◆ **TASK INSTRUCTIONS**: Some lines in the listing below may include the string "Ltda". How many are there? Give only the number.

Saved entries
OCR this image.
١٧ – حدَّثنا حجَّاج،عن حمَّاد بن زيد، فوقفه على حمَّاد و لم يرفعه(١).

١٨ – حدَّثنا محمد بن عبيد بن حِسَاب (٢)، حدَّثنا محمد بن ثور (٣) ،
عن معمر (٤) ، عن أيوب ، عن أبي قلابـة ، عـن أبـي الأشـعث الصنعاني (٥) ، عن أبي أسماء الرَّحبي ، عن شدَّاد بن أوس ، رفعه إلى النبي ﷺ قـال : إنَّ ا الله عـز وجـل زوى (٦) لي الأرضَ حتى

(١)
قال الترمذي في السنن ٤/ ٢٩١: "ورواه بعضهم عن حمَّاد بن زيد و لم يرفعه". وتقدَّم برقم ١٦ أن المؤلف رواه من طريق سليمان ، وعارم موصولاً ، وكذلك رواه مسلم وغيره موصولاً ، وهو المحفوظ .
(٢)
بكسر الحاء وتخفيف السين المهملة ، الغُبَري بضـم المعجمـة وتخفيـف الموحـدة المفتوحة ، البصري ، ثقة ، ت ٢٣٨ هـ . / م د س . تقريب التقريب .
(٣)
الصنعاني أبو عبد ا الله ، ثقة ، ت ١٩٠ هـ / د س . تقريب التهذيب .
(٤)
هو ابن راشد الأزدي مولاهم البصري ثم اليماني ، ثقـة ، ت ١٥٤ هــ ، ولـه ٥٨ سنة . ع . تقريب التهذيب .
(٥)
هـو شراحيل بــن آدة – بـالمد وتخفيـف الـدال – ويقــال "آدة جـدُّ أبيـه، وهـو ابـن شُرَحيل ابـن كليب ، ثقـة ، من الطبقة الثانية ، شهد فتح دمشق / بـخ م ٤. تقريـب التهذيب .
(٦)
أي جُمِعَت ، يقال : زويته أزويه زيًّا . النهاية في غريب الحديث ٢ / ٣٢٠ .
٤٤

==

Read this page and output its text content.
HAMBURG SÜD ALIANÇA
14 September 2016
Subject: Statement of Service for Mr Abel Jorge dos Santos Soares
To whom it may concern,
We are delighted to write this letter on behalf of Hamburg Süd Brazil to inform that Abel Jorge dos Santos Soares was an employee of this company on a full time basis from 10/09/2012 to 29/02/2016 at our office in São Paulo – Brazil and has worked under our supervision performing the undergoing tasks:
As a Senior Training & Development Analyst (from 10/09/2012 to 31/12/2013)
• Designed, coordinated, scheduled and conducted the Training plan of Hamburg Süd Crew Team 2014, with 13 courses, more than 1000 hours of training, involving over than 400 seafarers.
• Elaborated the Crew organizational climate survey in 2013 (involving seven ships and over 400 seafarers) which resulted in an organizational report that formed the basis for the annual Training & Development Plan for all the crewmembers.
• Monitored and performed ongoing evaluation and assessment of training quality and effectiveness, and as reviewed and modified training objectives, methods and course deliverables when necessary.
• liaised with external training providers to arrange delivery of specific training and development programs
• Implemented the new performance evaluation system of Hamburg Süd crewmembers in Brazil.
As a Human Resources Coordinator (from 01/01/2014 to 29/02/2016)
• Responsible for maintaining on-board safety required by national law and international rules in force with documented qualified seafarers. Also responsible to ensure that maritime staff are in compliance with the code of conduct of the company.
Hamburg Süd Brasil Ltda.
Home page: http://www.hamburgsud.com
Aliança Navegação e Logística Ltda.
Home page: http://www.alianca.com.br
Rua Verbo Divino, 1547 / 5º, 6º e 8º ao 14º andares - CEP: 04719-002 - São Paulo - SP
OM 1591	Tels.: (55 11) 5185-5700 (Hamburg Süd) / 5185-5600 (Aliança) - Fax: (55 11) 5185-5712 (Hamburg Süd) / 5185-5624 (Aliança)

* * *

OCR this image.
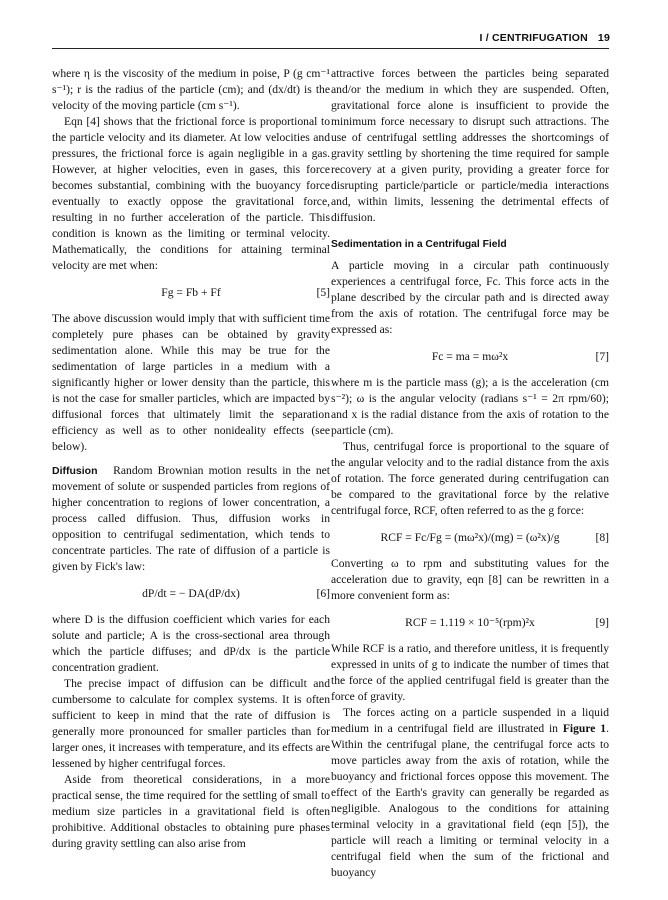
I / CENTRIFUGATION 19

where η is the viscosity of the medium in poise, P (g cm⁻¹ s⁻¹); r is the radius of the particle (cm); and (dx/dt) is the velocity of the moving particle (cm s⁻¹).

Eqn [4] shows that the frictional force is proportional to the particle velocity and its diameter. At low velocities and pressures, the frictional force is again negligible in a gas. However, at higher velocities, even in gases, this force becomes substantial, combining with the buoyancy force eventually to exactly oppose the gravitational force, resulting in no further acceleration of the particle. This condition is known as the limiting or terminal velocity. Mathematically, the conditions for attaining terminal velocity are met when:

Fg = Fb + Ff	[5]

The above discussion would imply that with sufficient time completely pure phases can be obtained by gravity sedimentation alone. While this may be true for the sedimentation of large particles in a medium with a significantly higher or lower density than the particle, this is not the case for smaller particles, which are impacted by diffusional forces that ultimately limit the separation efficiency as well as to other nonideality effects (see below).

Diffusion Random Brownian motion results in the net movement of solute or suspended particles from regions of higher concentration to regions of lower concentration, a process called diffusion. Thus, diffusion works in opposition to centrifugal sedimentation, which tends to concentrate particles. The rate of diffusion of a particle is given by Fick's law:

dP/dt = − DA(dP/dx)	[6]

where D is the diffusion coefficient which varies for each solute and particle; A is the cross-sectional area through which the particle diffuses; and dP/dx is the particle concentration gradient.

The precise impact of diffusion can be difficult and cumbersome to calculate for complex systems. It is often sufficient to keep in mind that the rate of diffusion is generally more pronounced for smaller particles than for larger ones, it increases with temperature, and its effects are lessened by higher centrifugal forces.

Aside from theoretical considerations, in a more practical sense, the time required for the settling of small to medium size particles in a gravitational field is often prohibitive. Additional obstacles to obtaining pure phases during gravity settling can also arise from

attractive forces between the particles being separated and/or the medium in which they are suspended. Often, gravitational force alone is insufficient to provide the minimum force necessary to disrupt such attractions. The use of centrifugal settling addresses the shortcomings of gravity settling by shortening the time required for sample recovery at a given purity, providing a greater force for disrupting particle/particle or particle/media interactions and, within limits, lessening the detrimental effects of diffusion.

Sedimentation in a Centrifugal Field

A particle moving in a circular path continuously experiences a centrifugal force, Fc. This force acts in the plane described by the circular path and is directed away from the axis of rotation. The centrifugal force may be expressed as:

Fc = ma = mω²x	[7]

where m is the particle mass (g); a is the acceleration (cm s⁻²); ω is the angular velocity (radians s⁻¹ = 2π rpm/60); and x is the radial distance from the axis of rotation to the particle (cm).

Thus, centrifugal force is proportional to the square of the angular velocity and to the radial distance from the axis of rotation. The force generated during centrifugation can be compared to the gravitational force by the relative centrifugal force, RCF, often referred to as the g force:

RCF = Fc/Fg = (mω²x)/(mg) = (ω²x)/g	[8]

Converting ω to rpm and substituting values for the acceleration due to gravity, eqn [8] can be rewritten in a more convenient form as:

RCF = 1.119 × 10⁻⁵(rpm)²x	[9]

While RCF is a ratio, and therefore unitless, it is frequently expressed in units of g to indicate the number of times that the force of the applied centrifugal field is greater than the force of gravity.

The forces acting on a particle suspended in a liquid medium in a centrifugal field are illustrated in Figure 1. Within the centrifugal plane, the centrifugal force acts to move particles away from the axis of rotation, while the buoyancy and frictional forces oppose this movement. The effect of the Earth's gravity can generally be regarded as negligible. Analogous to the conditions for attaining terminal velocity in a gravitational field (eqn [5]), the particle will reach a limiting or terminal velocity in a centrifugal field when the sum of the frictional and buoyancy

◆ **SOLUTION FOR THIS EXERCISE**: 2